Start of INPUT FOR THIS TASK

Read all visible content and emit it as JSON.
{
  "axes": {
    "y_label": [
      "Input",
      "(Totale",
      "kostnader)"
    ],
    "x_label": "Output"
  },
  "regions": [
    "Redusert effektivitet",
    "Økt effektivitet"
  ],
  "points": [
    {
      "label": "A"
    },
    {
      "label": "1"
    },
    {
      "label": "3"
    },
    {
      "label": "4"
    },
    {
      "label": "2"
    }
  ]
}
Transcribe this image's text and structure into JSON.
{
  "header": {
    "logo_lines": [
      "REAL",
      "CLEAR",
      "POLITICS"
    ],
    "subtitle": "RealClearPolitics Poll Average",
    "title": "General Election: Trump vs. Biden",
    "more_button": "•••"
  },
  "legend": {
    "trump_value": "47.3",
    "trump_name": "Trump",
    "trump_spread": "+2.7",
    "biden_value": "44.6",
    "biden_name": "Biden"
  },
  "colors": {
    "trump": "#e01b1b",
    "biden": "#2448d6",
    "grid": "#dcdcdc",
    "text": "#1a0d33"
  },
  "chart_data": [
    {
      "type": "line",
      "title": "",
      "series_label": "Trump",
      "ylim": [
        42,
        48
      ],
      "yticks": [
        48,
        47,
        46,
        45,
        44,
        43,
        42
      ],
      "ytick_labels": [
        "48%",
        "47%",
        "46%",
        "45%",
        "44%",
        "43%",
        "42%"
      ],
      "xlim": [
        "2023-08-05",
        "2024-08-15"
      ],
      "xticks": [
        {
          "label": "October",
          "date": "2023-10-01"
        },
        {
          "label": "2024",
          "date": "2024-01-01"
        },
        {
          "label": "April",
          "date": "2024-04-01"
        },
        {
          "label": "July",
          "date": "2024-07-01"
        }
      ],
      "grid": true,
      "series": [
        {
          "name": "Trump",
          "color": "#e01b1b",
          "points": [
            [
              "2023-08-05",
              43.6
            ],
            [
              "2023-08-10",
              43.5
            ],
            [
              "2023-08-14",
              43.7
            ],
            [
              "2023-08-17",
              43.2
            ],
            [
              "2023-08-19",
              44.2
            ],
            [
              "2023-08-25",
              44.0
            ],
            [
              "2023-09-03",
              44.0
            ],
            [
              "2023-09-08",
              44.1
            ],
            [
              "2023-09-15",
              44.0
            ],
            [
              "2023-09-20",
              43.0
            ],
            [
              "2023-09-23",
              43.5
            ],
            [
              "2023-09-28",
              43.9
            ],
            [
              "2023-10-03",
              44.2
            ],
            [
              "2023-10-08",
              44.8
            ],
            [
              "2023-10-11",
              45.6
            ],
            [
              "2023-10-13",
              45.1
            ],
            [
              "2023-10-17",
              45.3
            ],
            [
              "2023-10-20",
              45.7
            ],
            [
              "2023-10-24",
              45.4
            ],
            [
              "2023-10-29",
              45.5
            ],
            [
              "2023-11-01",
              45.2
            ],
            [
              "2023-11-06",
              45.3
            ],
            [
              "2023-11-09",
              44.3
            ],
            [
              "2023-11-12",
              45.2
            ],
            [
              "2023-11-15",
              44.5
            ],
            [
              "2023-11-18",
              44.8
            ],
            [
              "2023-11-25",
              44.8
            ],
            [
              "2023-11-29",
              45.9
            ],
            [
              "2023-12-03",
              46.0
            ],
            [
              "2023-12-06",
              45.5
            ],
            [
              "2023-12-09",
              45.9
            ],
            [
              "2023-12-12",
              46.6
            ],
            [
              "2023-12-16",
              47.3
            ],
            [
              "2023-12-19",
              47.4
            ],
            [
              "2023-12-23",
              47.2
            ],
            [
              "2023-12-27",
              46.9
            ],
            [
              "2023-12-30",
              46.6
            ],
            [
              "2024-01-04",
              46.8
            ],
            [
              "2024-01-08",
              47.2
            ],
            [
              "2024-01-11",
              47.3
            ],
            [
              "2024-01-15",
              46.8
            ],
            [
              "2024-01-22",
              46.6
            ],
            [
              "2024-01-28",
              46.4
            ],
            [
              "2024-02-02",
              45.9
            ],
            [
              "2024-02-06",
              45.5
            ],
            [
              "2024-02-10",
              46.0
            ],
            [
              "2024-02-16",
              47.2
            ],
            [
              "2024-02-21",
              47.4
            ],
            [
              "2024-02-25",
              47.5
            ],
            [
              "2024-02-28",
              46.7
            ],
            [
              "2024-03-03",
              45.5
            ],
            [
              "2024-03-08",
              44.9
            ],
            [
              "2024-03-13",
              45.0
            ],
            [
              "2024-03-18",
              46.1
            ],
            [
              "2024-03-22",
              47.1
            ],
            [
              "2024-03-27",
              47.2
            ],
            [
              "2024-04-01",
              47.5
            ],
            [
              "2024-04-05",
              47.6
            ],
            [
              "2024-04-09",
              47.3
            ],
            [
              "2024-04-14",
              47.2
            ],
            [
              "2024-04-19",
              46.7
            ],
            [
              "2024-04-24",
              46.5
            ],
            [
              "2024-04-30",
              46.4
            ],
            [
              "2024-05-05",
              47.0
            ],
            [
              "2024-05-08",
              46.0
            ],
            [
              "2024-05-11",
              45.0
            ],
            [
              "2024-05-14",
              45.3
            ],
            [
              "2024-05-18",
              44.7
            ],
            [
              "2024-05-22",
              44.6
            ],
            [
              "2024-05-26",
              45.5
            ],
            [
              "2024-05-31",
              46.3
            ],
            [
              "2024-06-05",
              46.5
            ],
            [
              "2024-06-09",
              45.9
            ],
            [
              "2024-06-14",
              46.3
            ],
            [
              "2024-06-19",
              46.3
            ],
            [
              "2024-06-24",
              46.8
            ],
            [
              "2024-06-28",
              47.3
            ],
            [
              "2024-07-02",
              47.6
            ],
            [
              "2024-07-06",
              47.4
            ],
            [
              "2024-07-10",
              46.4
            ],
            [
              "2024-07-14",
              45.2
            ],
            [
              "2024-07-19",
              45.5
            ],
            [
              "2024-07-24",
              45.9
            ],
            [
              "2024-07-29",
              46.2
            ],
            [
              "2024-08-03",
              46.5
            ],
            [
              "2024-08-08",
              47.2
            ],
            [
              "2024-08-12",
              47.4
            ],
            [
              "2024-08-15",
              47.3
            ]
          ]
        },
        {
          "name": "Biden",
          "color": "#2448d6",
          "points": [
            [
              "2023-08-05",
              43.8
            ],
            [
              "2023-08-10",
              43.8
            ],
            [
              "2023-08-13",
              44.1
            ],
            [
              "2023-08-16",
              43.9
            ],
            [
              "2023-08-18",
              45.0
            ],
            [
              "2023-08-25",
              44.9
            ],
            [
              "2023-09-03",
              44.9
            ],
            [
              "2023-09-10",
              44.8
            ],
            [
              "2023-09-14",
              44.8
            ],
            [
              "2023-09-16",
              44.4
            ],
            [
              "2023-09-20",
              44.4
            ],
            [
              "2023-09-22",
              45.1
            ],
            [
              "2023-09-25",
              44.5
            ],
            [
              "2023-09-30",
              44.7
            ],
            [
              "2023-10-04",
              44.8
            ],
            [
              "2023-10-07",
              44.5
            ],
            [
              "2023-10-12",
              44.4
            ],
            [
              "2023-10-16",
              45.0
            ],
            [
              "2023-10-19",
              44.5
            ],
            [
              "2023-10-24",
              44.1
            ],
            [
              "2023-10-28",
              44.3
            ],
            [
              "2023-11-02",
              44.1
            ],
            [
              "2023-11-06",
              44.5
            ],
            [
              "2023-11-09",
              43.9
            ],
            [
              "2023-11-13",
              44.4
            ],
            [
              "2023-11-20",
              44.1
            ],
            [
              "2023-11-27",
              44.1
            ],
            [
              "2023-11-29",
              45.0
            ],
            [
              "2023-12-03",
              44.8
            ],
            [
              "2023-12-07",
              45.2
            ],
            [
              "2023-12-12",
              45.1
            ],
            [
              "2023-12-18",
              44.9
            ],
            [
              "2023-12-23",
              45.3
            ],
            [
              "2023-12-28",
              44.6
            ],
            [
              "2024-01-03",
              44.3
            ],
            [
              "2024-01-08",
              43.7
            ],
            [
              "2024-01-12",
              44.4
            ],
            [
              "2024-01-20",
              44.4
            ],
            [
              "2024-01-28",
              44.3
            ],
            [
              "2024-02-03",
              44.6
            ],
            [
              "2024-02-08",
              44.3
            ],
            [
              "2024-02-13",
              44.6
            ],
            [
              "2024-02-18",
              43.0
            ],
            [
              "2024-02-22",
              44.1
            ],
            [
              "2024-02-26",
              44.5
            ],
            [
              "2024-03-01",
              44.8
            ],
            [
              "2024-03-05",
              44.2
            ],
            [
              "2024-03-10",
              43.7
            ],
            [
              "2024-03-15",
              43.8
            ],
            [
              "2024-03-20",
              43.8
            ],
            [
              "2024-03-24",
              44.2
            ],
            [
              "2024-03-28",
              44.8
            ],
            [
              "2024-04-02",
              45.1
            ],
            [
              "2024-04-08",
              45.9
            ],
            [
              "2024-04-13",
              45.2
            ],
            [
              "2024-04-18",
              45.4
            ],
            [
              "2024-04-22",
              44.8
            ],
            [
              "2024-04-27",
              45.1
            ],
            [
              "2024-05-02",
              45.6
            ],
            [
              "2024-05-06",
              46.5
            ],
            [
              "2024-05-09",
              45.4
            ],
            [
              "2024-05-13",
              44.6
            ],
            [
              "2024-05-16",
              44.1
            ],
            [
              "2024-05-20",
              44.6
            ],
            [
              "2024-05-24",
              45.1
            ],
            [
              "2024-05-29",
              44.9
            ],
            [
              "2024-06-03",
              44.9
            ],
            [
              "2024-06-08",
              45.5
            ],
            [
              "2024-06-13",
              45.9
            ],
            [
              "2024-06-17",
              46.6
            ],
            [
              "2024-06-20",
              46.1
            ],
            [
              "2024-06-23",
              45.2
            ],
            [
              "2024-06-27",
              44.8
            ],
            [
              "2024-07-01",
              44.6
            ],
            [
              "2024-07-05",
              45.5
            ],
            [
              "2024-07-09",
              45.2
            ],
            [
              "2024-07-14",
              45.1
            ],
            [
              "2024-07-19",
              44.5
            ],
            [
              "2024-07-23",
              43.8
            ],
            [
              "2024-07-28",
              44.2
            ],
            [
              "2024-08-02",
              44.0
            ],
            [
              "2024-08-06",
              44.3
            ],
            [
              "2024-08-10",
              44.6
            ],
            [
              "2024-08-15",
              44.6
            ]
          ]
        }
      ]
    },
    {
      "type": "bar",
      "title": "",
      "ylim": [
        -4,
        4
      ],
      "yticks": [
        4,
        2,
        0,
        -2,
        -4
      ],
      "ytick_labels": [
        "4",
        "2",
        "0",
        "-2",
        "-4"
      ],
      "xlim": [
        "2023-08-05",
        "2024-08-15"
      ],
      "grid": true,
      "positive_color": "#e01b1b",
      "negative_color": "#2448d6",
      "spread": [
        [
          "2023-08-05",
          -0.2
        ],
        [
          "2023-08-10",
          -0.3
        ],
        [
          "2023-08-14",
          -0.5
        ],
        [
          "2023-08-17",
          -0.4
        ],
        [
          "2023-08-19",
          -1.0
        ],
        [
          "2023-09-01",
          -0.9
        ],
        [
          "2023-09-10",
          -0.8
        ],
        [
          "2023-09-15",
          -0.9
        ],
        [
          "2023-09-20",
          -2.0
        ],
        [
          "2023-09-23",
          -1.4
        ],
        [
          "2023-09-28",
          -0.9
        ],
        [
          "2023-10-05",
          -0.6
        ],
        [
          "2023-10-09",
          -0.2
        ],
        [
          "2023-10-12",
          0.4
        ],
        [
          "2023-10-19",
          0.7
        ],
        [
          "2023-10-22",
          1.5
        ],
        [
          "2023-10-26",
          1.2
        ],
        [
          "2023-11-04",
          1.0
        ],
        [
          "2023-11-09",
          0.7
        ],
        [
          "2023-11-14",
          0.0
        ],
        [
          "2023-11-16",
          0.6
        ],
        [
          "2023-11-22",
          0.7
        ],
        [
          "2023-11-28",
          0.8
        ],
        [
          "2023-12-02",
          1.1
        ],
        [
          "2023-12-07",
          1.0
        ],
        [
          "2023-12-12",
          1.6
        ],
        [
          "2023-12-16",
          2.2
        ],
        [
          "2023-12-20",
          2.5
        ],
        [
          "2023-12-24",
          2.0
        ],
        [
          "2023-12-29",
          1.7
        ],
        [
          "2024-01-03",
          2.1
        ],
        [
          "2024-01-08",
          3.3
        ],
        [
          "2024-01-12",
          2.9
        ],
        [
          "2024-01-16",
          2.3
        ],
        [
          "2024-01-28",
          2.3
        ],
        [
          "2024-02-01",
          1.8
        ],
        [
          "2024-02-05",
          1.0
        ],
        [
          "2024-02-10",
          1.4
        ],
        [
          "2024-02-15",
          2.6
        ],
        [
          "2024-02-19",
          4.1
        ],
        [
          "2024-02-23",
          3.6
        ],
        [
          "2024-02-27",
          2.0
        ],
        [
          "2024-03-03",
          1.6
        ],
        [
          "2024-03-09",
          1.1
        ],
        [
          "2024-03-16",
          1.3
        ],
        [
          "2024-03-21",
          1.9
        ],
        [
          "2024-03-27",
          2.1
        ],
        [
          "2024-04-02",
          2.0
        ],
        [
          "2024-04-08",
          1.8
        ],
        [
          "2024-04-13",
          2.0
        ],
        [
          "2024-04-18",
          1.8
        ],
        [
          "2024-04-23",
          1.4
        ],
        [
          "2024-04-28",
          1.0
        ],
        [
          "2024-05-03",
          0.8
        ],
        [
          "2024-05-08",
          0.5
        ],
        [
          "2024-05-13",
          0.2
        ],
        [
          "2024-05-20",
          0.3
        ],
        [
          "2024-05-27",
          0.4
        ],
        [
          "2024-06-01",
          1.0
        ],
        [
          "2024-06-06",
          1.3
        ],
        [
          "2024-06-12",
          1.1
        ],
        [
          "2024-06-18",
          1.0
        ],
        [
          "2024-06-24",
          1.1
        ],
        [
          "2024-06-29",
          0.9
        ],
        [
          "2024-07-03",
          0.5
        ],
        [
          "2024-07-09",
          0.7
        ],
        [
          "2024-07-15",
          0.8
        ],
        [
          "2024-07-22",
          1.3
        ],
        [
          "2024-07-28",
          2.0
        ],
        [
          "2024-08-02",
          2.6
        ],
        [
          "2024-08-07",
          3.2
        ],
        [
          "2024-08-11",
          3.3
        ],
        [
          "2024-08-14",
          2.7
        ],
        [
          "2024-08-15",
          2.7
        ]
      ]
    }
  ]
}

End of INPUT FOR THIS TASK

* TASK PROMPT
Using the listing above, pull out all lines that hold the word "text".

* SOLUTION BELOW
Transcribe this image's text and structure into JSON.
    "text": "#1a0d33"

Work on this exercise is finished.